Read through the records below and copy each line that uses the word "Fursac".

■ DATASET ■
* * * *

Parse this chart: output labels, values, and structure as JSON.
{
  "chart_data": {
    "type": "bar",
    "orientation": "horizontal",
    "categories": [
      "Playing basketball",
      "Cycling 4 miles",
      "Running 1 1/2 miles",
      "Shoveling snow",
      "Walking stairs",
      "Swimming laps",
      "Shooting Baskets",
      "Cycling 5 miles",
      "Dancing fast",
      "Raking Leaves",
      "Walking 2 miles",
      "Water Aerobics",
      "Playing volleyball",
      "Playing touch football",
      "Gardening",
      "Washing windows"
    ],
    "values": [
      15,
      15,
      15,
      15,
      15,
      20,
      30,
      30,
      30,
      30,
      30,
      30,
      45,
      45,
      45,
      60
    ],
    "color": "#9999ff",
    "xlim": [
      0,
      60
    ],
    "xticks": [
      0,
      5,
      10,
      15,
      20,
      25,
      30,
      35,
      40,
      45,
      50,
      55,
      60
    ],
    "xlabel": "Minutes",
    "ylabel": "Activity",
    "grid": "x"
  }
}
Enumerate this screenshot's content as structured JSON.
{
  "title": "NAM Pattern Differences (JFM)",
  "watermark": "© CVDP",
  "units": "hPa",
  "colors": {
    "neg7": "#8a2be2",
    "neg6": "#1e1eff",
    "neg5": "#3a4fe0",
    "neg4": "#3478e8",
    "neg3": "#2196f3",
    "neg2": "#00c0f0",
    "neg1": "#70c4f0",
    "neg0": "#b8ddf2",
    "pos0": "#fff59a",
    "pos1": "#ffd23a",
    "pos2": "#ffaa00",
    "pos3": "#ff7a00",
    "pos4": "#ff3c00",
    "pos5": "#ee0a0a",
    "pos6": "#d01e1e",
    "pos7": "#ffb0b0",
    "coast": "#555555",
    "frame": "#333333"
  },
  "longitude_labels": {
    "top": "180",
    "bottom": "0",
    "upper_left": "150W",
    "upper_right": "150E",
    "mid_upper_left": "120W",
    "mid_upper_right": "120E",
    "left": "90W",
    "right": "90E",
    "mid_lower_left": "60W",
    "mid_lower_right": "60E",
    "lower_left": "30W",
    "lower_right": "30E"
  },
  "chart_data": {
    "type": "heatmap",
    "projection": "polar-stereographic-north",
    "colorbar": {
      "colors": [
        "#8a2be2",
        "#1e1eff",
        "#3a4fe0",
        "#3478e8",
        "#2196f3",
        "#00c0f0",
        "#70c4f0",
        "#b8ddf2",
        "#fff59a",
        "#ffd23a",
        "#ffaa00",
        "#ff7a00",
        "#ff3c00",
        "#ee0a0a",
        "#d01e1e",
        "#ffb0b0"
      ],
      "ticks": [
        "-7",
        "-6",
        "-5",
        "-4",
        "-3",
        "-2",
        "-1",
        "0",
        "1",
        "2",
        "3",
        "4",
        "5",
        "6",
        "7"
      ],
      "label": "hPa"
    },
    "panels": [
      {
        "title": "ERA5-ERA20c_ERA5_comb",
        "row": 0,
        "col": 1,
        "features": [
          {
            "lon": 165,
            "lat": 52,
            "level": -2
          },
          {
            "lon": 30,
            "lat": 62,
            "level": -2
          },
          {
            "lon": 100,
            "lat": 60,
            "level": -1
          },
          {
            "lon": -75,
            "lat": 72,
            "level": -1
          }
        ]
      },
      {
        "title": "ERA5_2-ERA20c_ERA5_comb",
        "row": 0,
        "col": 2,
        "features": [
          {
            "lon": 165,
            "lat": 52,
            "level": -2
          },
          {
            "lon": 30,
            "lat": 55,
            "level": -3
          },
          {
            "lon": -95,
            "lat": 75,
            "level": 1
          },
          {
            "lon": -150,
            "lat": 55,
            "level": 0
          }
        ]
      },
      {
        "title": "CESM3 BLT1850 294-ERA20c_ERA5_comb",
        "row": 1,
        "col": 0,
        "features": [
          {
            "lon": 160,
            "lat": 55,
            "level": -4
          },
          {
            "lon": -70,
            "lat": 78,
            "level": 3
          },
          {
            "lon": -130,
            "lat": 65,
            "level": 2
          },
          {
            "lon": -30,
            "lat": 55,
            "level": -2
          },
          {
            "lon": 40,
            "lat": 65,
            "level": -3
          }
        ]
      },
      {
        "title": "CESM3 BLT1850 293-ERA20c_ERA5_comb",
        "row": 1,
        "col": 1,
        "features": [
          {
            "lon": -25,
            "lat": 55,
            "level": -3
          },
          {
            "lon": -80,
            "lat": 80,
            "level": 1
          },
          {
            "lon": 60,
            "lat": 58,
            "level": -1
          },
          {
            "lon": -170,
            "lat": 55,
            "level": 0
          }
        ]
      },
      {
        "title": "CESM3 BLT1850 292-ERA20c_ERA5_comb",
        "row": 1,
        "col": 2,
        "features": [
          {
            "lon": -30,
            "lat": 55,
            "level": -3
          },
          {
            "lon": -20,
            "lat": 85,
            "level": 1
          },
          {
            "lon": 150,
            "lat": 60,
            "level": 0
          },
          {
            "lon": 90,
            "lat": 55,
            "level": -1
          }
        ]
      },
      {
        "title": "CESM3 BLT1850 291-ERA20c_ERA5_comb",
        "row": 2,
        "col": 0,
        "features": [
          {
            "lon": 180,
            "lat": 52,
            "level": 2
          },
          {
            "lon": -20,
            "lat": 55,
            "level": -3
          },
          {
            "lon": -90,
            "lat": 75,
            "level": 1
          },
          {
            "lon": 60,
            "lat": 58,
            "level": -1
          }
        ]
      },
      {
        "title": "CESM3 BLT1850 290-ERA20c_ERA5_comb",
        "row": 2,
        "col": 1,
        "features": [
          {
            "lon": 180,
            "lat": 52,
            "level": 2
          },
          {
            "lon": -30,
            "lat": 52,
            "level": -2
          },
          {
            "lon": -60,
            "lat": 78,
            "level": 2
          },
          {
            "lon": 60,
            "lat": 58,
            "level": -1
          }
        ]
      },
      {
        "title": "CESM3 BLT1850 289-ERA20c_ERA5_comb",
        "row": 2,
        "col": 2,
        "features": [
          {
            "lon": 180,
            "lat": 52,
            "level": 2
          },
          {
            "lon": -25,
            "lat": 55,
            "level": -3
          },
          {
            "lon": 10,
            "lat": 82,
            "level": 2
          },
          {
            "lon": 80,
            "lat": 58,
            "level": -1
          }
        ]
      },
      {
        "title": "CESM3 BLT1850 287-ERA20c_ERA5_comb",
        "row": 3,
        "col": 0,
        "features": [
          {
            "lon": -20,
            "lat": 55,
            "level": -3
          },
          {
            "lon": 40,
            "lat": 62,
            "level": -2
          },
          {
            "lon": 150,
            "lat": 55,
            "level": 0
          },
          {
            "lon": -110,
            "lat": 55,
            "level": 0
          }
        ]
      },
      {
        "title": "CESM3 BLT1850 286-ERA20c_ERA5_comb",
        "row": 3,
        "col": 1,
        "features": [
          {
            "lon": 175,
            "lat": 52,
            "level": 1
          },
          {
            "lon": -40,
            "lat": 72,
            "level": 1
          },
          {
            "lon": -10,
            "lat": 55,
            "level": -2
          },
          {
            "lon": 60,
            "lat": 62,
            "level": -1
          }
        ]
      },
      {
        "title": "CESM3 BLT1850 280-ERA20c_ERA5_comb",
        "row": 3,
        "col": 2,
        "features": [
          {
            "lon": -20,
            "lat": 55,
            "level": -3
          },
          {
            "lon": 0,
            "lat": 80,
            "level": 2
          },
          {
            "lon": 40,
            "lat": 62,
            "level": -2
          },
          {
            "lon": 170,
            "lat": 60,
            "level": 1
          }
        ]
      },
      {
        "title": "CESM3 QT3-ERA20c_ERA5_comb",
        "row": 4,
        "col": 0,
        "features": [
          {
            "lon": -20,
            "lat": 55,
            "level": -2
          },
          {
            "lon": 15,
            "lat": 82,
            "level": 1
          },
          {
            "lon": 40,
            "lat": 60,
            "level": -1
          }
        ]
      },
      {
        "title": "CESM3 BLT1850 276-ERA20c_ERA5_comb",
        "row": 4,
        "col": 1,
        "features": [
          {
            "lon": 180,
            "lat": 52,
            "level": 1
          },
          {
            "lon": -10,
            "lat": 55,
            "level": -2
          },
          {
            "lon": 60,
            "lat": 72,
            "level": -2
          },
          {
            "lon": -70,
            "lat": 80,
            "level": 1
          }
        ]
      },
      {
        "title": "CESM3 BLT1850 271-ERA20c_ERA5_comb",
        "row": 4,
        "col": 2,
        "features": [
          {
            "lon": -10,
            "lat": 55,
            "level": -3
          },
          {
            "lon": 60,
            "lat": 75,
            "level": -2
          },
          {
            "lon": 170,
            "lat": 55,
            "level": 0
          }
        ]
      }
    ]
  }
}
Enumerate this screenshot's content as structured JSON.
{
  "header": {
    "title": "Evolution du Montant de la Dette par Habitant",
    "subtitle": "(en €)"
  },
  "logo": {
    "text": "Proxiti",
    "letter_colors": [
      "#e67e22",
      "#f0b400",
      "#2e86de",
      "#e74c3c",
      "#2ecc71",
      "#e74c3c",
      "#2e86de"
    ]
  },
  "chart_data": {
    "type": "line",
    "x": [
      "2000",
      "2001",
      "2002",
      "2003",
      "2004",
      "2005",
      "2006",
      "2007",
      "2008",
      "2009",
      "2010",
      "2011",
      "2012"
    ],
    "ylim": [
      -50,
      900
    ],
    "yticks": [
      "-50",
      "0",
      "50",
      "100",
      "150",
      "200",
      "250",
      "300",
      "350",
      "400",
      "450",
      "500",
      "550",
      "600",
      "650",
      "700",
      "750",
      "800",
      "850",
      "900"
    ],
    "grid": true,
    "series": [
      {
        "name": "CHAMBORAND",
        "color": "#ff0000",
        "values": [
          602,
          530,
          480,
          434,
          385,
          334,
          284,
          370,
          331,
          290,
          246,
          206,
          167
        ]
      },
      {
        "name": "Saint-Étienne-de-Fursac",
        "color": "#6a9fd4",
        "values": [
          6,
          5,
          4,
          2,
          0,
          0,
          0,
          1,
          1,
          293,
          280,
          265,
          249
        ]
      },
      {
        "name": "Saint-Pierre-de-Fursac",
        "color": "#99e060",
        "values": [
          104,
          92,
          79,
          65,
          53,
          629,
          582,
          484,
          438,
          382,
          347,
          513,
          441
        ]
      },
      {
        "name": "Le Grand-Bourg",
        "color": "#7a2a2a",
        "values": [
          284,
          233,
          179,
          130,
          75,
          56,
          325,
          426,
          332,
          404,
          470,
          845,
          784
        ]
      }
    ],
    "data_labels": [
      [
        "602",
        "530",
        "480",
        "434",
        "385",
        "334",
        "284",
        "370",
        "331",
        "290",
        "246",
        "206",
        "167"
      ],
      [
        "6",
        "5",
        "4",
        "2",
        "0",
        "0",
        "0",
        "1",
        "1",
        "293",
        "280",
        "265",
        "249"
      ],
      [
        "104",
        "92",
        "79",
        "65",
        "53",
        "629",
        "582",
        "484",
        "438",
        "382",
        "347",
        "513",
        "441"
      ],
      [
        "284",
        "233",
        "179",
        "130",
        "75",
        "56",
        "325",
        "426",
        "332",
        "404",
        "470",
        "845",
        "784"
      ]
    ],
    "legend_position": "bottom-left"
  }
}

* * * *

■ RESPONSE TO THIS TASK ■
        "name": "Saint-Étienne-de-Fursac",
        "name": "Saint-Pierre-de-Fursac",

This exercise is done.